TRECHO DA PÁGINA>
▼▼▼
Por processo de execução devemos entender
que ele constitui o meio utilizado para que aquele poder prevaleça. Assim,
conceitua-se execução “como o conjunto de atos jurisdicionais materiais
concretos de invasão do patrimônio do devedor para satisfazer a obrigação
consagrada num título”. (GRECO FILHO, 2012, v. 3, p. 37). Já “o processo de
execução apresenta-se como o conjunto de atos coordenados em juízo tendentes a
atingir o fim da execução forçada.” (THEODORO JUNIOR, 2008, p. 126).
É o processo que garantirá a execução
forçada, que por sua vez, garante ao credor a perseguição do cumprimento da
obrigação inadimplida, de modo que é impossível execução judicial sem o
processo próprio. A execução é o conteúdo do processo.
Em vista do caráter satisfativo da tutela
executiva, é possível perceber, sem muito esforço, que este processo difere (e
muito!) do processo cognitivo. Como bem observado por Sérgio Shimura:
[...] o processo de cognição busca a solução,
ao passo que o de execução vai rumo à realização das pretensões.
▲▲▲
INSTRUÇÕES DE TRABALHO>
1/ Para cada afirmação abaixo, responda sim ou não conforme ela concorde ou não com o trecho sobre o processo de execução, e cite literalmente as palavras do trecho que decidem a resposta.
(a) A execução judicial pode ser realizada sem processo próprio.
(b) A execução é o conteúdo do processo.
(c) Na citação de Sérgio Shimura, o processo de cognição busca a realização das pretensões.
2/ Prossiga com o trecho sobre o processo de execução a partir do ponto em que ele termina.

MATERIAL FORNECIDO>
▼▼▼
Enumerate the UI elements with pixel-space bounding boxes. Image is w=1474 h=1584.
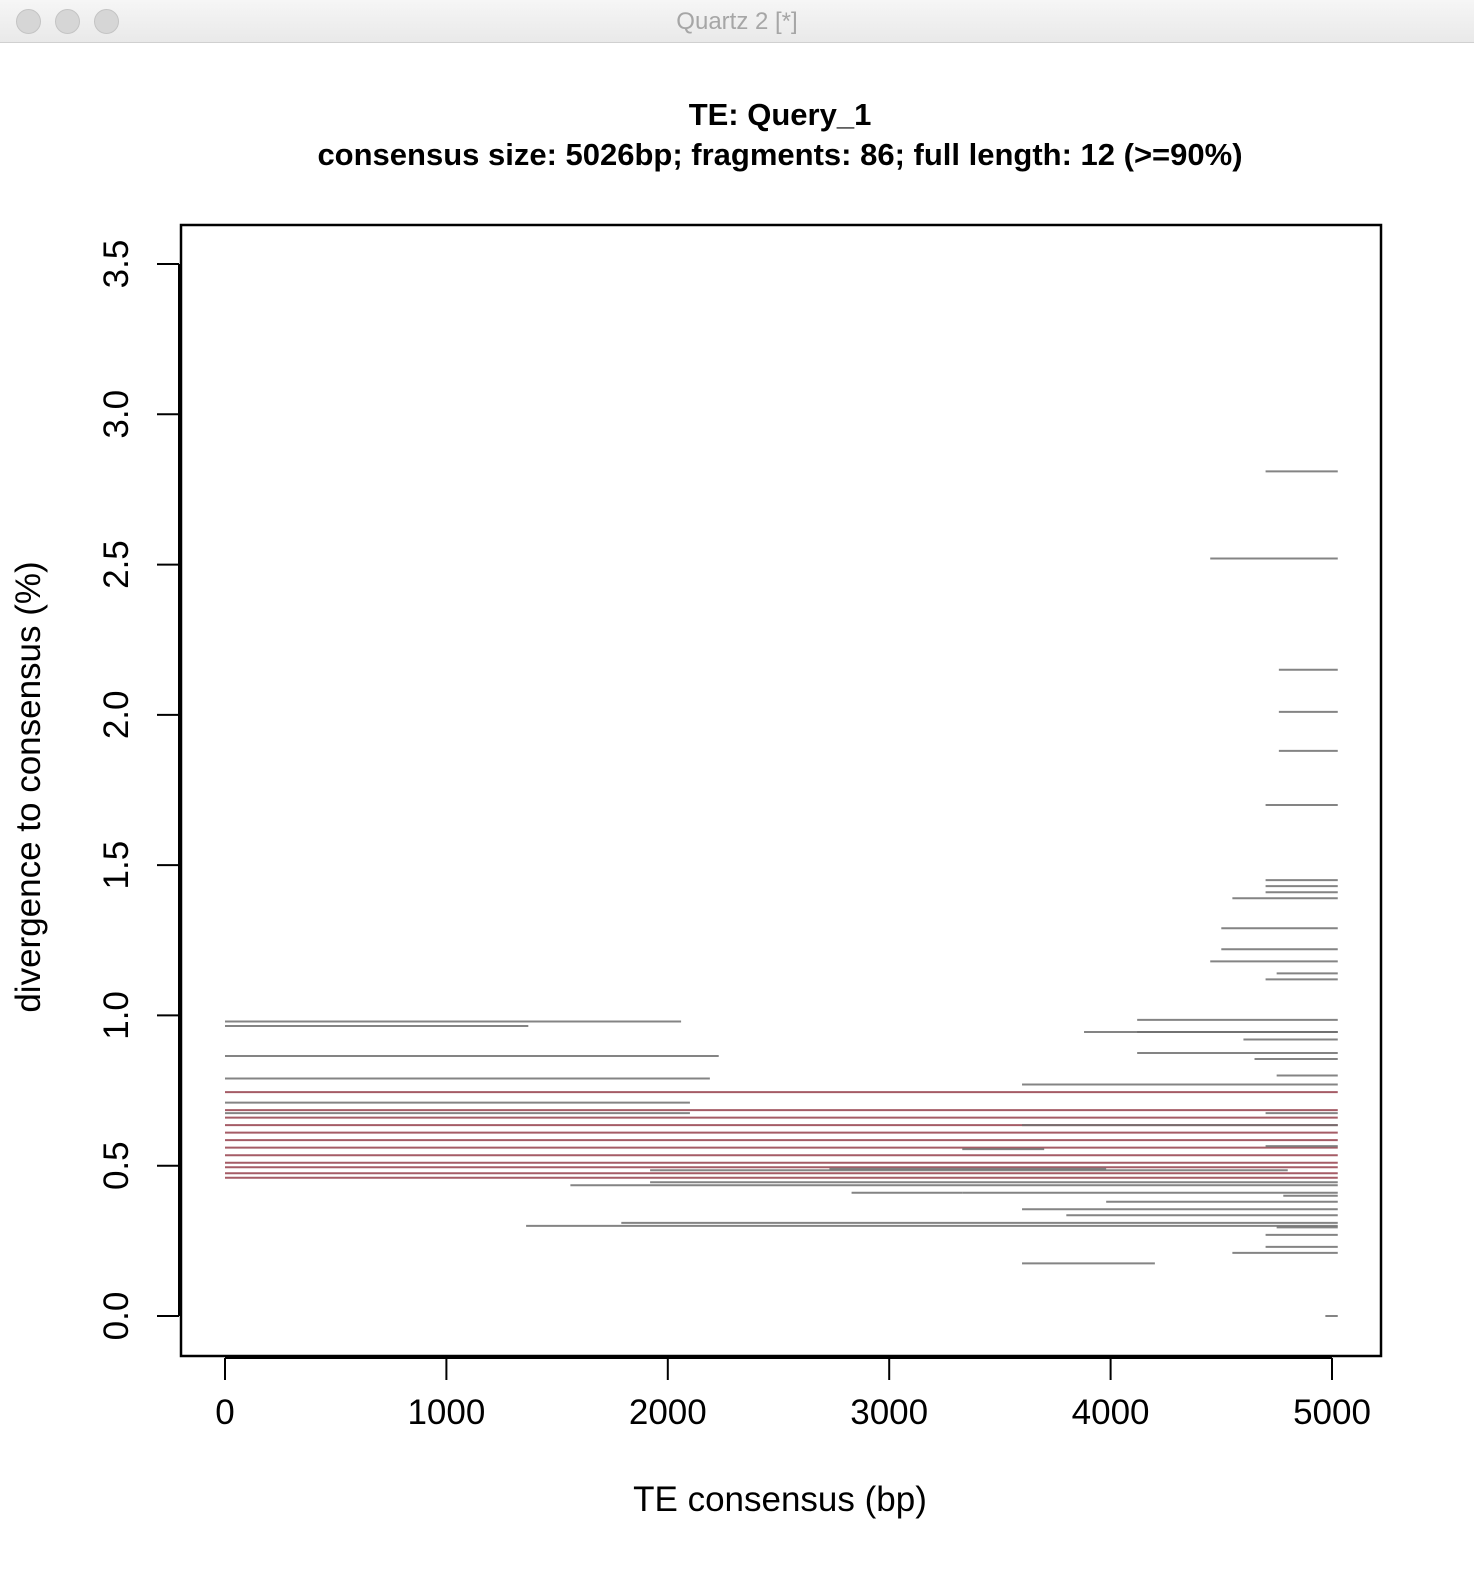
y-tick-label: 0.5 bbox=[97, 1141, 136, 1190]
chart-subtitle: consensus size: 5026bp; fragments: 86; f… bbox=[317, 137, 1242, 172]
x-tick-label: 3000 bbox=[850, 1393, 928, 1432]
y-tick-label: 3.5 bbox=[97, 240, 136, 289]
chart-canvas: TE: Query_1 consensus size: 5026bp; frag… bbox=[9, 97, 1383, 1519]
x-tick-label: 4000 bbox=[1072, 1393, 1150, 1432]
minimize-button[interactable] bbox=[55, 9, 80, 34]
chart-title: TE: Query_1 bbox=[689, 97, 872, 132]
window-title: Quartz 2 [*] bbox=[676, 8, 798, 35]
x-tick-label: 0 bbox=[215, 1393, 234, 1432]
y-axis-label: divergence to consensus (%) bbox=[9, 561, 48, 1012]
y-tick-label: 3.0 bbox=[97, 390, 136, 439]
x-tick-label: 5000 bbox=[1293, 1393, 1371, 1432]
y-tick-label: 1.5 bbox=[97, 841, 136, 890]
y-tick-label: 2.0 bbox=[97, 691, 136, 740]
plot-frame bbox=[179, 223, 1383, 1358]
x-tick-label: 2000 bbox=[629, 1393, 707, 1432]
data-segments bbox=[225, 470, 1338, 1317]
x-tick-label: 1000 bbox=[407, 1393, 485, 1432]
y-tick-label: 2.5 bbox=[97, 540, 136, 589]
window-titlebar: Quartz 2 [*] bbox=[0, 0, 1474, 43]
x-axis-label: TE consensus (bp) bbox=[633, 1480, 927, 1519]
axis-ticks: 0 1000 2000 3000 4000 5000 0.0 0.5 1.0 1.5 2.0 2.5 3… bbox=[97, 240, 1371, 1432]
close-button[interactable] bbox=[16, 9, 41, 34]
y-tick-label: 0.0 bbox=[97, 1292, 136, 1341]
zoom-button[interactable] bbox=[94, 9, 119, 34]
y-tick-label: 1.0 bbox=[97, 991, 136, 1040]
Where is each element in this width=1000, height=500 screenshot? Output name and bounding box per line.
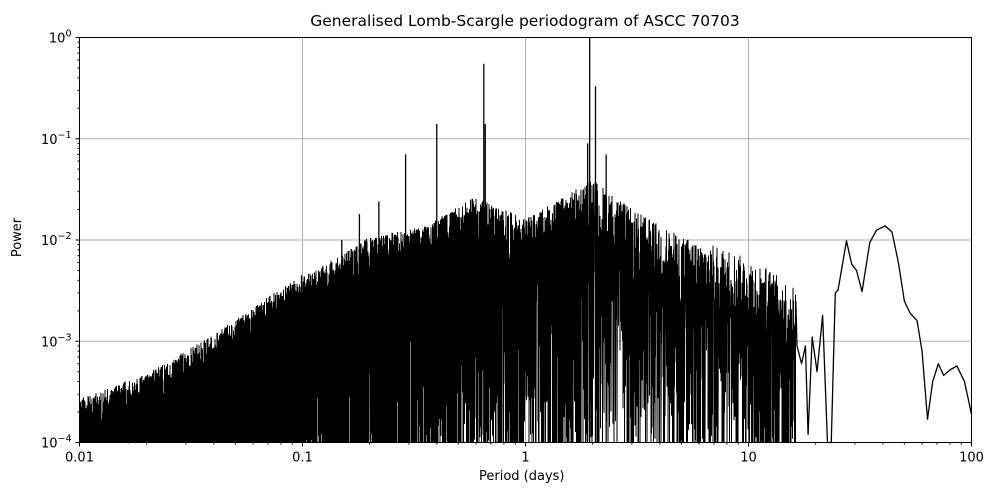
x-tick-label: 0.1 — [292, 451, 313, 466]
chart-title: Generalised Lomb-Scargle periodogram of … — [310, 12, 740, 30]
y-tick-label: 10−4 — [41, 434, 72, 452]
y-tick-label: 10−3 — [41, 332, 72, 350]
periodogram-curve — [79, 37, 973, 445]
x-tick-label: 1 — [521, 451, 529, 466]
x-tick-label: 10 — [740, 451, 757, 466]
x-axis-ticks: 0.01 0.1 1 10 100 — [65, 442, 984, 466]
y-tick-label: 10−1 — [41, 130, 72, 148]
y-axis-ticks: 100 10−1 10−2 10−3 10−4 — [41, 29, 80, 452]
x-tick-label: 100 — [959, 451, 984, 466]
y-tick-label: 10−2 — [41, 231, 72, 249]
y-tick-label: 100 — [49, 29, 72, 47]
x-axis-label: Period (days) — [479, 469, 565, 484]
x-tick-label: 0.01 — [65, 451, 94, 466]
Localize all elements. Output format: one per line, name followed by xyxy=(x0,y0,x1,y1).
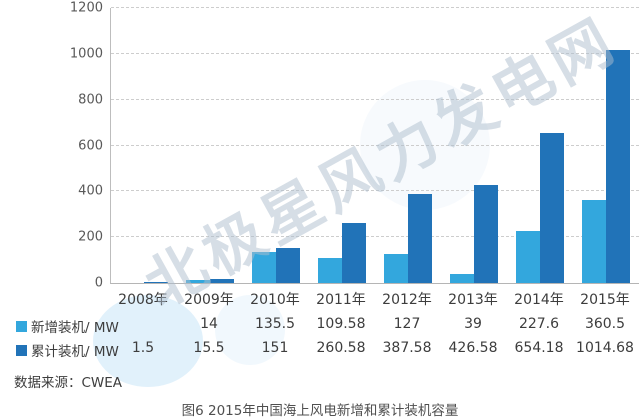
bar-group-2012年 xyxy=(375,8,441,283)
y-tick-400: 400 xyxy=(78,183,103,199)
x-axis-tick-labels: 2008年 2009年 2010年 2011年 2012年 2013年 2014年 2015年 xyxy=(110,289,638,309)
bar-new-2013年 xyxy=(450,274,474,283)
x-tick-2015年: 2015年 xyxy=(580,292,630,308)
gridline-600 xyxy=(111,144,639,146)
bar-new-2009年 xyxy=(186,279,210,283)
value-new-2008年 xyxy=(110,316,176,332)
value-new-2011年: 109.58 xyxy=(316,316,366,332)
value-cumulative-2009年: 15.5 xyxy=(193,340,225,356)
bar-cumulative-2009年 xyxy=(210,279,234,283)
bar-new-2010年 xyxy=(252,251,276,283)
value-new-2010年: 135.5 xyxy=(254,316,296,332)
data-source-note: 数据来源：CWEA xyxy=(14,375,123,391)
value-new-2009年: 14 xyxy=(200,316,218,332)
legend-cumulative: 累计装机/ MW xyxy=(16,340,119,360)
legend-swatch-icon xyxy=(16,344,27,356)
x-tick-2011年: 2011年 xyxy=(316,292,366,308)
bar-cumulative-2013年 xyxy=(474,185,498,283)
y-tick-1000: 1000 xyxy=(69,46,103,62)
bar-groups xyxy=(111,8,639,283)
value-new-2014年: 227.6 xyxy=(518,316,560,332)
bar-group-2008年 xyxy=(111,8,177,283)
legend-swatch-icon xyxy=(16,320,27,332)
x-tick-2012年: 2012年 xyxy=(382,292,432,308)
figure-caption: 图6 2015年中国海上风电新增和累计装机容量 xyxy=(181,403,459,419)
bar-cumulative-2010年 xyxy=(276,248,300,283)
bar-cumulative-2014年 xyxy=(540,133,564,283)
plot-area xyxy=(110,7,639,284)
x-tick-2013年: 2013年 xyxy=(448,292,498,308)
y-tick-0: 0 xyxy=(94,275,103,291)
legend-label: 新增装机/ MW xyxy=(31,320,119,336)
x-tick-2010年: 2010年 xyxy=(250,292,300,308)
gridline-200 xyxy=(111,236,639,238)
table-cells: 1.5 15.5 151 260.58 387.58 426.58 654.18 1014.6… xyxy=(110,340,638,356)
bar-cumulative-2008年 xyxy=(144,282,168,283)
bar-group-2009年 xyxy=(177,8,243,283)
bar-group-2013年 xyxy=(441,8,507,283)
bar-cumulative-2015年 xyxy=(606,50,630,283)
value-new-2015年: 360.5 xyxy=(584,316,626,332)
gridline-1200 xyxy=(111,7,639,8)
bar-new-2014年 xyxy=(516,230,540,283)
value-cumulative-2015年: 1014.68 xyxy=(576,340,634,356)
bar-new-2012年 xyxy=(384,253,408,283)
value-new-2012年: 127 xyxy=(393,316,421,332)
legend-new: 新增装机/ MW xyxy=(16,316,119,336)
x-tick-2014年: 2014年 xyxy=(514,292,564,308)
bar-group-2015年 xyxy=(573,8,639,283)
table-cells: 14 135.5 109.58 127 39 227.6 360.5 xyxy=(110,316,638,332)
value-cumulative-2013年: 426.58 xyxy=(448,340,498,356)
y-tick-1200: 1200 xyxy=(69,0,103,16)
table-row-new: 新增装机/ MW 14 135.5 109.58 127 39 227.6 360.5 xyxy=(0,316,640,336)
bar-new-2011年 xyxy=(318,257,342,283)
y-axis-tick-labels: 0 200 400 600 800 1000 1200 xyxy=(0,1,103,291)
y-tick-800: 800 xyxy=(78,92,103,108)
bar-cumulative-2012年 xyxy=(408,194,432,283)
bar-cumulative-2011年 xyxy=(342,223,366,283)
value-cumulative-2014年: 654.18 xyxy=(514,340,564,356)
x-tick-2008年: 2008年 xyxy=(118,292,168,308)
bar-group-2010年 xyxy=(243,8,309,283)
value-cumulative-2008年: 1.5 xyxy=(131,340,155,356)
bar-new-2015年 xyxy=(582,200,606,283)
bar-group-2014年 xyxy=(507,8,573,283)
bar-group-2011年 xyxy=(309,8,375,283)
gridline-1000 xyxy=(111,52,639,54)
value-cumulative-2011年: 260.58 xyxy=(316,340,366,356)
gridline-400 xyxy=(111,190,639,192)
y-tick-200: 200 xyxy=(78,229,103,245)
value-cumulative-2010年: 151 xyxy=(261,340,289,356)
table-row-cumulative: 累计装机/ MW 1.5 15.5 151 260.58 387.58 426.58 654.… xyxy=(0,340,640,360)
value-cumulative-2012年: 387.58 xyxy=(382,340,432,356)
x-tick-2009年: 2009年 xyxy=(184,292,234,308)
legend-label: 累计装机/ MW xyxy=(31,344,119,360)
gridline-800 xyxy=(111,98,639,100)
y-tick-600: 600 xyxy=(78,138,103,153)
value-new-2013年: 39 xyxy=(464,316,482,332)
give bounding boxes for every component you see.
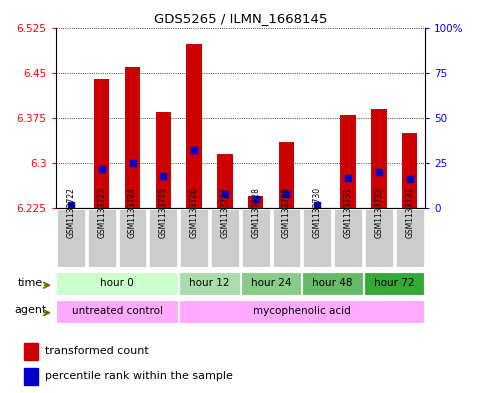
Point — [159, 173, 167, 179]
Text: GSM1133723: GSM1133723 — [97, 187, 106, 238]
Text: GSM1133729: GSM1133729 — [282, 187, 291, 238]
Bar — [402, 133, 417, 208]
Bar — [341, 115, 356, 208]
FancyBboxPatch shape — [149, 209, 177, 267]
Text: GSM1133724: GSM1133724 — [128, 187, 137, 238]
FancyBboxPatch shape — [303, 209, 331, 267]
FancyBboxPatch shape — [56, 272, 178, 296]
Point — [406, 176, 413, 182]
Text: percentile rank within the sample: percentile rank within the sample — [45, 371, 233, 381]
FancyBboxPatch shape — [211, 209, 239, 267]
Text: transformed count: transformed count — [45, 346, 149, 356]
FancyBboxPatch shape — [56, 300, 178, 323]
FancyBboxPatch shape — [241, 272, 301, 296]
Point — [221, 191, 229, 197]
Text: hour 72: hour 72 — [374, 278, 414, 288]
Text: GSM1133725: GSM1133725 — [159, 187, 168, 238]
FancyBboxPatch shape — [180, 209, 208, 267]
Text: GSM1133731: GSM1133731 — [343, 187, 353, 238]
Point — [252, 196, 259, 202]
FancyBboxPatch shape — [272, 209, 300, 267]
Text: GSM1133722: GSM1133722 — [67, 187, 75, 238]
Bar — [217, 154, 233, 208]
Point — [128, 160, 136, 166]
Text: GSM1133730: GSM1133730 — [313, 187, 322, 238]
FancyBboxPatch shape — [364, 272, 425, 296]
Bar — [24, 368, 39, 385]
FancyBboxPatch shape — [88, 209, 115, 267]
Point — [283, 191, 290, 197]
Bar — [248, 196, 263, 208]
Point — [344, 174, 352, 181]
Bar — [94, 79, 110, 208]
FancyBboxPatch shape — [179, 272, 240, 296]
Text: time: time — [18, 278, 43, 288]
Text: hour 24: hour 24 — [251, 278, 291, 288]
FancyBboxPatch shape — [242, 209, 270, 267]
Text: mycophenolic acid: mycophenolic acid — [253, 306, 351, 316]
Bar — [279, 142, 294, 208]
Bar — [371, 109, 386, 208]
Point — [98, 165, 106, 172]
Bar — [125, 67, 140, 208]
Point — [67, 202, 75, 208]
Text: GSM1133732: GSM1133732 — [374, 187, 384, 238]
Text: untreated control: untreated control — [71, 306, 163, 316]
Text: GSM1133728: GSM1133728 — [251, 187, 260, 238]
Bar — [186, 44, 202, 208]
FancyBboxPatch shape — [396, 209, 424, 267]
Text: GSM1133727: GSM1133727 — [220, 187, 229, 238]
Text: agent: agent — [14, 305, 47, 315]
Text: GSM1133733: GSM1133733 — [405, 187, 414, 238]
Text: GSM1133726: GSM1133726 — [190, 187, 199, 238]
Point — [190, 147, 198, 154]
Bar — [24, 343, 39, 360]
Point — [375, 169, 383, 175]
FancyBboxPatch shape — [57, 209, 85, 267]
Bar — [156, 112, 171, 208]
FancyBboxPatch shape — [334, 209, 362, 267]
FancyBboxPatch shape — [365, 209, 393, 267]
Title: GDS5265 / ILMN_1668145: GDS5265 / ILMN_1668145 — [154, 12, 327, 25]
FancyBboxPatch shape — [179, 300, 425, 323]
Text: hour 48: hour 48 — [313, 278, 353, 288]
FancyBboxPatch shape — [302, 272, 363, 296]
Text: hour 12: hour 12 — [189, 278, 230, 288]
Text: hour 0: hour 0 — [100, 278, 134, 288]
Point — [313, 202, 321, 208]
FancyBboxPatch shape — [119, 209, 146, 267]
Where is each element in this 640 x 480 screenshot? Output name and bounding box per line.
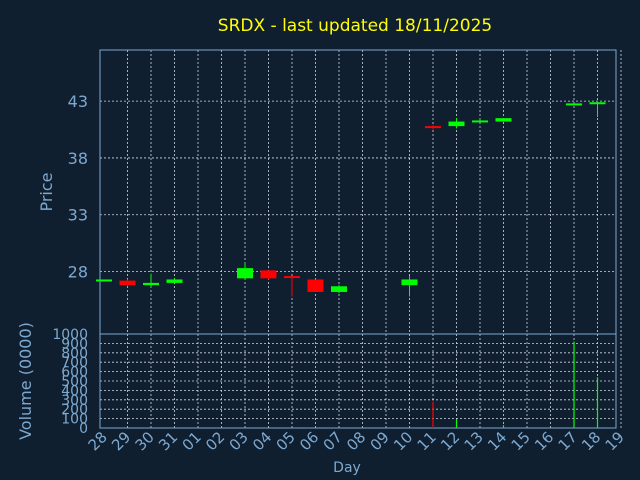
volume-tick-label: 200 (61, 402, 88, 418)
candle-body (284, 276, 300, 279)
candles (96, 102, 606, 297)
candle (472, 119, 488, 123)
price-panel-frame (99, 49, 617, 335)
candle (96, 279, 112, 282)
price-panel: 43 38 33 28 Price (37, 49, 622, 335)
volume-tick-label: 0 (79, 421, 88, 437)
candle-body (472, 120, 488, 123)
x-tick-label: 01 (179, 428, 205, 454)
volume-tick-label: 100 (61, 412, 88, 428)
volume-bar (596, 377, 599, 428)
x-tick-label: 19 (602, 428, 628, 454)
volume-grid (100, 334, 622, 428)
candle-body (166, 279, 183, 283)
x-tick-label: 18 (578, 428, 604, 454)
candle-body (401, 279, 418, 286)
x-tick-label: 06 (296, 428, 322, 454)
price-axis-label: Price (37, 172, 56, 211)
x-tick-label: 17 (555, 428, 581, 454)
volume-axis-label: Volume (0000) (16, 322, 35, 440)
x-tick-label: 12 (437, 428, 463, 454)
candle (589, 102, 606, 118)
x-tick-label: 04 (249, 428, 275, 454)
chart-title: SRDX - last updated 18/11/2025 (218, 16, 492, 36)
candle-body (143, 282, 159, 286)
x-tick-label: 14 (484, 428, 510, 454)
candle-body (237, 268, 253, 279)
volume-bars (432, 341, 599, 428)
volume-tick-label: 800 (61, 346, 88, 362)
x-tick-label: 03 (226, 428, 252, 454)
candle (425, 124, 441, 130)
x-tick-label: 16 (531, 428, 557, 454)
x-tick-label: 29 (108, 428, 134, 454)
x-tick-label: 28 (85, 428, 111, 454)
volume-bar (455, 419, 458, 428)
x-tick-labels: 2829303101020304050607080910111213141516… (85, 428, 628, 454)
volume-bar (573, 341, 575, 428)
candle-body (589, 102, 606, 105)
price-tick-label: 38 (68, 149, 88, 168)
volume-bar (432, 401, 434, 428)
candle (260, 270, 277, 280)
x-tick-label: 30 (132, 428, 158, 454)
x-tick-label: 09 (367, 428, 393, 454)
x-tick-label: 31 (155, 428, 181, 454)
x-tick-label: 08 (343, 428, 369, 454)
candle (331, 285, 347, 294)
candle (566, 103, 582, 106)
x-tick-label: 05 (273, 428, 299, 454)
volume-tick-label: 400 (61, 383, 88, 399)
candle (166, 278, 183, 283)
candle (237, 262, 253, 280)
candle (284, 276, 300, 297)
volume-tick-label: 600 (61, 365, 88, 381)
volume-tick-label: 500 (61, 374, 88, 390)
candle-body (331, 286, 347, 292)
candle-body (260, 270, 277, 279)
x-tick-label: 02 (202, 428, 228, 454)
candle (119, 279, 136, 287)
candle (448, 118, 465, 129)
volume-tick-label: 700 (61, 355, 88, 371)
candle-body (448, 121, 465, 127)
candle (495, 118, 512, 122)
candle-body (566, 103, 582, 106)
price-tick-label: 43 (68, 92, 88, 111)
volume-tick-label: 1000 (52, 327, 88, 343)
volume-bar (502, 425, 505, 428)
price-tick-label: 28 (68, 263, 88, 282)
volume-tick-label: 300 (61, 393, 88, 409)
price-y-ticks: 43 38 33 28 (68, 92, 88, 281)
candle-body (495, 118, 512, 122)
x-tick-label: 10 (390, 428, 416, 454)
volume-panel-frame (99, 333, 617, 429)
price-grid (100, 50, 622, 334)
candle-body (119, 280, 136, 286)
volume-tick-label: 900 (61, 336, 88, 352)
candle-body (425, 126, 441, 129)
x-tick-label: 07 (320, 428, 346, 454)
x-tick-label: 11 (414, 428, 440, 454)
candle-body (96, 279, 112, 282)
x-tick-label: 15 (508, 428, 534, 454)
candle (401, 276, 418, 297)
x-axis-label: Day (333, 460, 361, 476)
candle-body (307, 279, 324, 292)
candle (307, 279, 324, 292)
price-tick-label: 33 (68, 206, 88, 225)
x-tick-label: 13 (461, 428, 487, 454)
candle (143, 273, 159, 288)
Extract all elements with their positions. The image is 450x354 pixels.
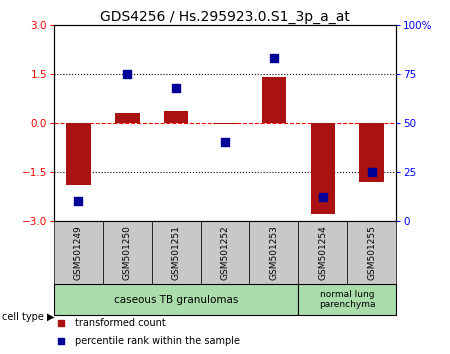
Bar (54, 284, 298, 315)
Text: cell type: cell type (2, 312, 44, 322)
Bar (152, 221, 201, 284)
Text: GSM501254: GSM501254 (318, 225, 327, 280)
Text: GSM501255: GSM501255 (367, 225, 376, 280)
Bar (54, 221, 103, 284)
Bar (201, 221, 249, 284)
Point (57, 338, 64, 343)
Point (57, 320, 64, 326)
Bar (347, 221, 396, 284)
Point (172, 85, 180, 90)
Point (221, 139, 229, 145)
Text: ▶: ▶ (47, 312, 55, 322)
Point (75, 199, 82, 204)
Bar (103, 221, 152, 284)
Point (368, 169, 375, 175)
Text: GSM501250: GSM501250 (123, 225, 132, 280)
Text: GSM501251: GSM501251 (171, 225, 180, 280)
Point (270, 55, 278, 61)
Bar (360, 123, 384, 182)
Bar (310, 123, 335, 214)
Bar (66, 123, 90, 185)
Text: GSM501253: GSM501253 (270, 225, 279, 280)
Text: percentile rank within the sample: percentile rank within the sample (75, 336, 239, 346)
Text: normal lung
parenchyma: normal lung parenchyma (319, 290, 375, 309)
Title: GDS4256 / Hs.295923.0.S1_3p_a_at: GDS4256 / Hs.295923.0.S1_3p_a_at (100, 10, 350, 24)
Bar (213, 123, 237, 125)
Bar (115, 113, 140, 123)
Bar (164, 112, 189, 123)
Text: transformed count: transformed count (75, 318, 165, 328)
▲▲▲
RESPOSTAS POR TAREFA>
1/
(a) Não: "é impossível execução judicial sem o processo próprio".
(b) Sim: "A execução é o conteúdo do processo."
(c) Não: "o processo de cognição busca a solução, ao passo que o de execução vai rumo à realização das pretensões."

2/
As características, as finalidades, as
condições da ação são bem diversas entre o processo de conhecimento e o de
execução. (2005, p. 30).
Analisando a citação acima transcrita,
tem-se a compreensão de que as características do processo executivo são
diferentes de qualquer outro. A começar pelo ato citatório que não chama o
executado a se defender ou responder o processo, mas sim, para pagar em três
dias o débito - execução de título executivo extrajudicial por quantia certa –
ou em quinze dias o quantum estabelecido
na sentença condenatória.
As condições também são bem distantes das
dos demais processos, visto que não é preciso fumus boni iuris, nem pericullum
in mora, muito menos a narrativa dos fatos e dos fundamentos que
justifiquem o pedido. Havendo título executivo, inadimplemento e, sendo o
exequente a parte legítima para acionar o órgão judicial, autoriza o credor
exigir do juiz o despacho que determina o pagamento.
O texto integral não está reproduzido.